• **WORK TO DO**:
Transcribe the records below exactly.

◇ ◇ ◇ ◇ ◇

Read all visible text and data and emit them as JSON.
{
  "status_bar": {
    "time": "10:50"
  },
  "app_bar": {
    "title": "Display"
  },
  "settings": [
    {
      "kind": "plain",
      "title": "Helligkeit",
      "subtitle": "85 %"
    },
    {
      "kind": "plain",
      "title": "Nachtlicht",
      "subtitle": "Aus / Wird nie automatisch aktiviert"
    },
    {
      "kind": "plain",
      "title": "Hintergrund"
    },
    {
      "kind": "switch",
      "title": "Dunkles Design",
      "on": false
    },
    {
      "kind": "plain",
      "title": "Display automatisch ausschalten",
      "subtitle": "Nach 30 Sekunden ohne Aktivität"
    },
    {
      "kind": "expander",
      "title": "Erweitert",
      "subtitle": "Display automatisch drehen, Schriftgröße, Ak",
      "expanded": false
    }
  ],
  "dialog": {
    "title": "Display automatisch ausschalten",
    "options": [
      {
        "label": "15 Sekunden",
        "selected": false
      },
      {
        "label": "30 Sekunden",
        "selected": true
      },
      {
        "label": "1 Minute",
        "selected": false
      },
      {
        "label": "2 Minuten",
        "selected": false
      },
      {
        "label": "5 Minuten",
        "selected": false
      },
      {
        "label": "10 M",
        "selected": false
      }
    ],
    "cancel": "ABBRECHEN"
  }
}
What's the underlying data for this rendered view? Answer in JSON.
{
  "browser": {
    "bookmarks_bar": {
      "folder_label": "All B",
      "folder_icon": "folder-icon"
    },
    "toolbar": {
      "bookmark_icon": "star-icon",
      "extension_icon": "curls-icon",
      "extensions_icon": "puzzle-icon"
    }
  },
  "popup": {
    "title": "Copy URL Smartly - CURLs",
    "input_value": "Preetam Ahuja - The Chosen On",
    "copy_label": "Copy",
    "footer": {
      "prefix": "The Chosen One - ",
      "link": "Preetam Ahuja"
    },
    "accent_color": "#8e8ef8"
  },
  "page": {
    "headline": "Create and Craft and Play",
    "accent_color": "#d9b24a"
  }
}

◇ ◇ ◇ ◇ ◇

• **THE REPLY**:
Read all visible text and data and emit them as JSON.
{
  "status_bar": {
    "time": "10:50"
  },
  "app_bar": {
    "title": "Display"
  },
  "settings": [
    {
      "kind": "plain",
      "title": "Helligkeit",
      "subtitle": "85 %"
    },
    {
      "kind": "plain",
      "title": "Nachtlicht",
      "subtitle": "Aus / Wird nie automatisch aktiviert"
    },
    {
      "kind": "plain",
      "title": "Hintergrund"
    },
    {
      "kind": "switch",
      "title": "Dunkles Design",
      "on": false
    },
    {
      "kind": "plain",
      "title": "Display automatisch ausschalten",
      "subtitle": "Nach 30 Sekunden ohne Aktivität"
    },
    {
      "kind": "expander",
      "title": "Erweitert",
      "subtitle": "Display automatisch drehen, Schriftgröße, Ak",
      "expanded": false
    }
  ],
  "dialog": {
    "title": "Display automatisch ausschalten",
    "options": [
      {
        "label": "15 Sekunden",
        "selected": false
      },
      {
        "label": "30 Sekunden",
        "selected": true
      },
      {
        "label": "1 Minute",
        "selected": false
      },
      {
        "label": "2 Minuten",
        "selected": false
      },
      {
        "label": "5 Minuten",
        "selected": false
      },
      {
        "label": "10 M",
        "selected": false
      }
    ],
    "cancel": "ABBRECHEN"
  }
}
What's the underlying data for this rendered view? Answer in JSON.
{
  "browser": {
    "bookmarks_bar": {
      "folder_label": "All B",
      "folder_icon": "folder-icon"
    },
    "toolbar": {
      "bookmark_icon": "star-icon",
      "extension_icon": "curls-icon",
      "extensions_icon": "puzzle-icon"
    }
  },
  "popup": {
    "title": "Copy URL Smartly - CURLs",
    "input_value": "Preetam Ahuja - The Chosen On",
    "copy_label": "Copy",
    "footer": {
      "prefix": "The Chosen One - ",
      "link": "Preetam Ahuja"
    },
    "accent_color": "#8e8ef8"
  },
  "page": {
    "headline": "Create and Craft and Play",
    "accent_color": "#d9b24a"
  }
}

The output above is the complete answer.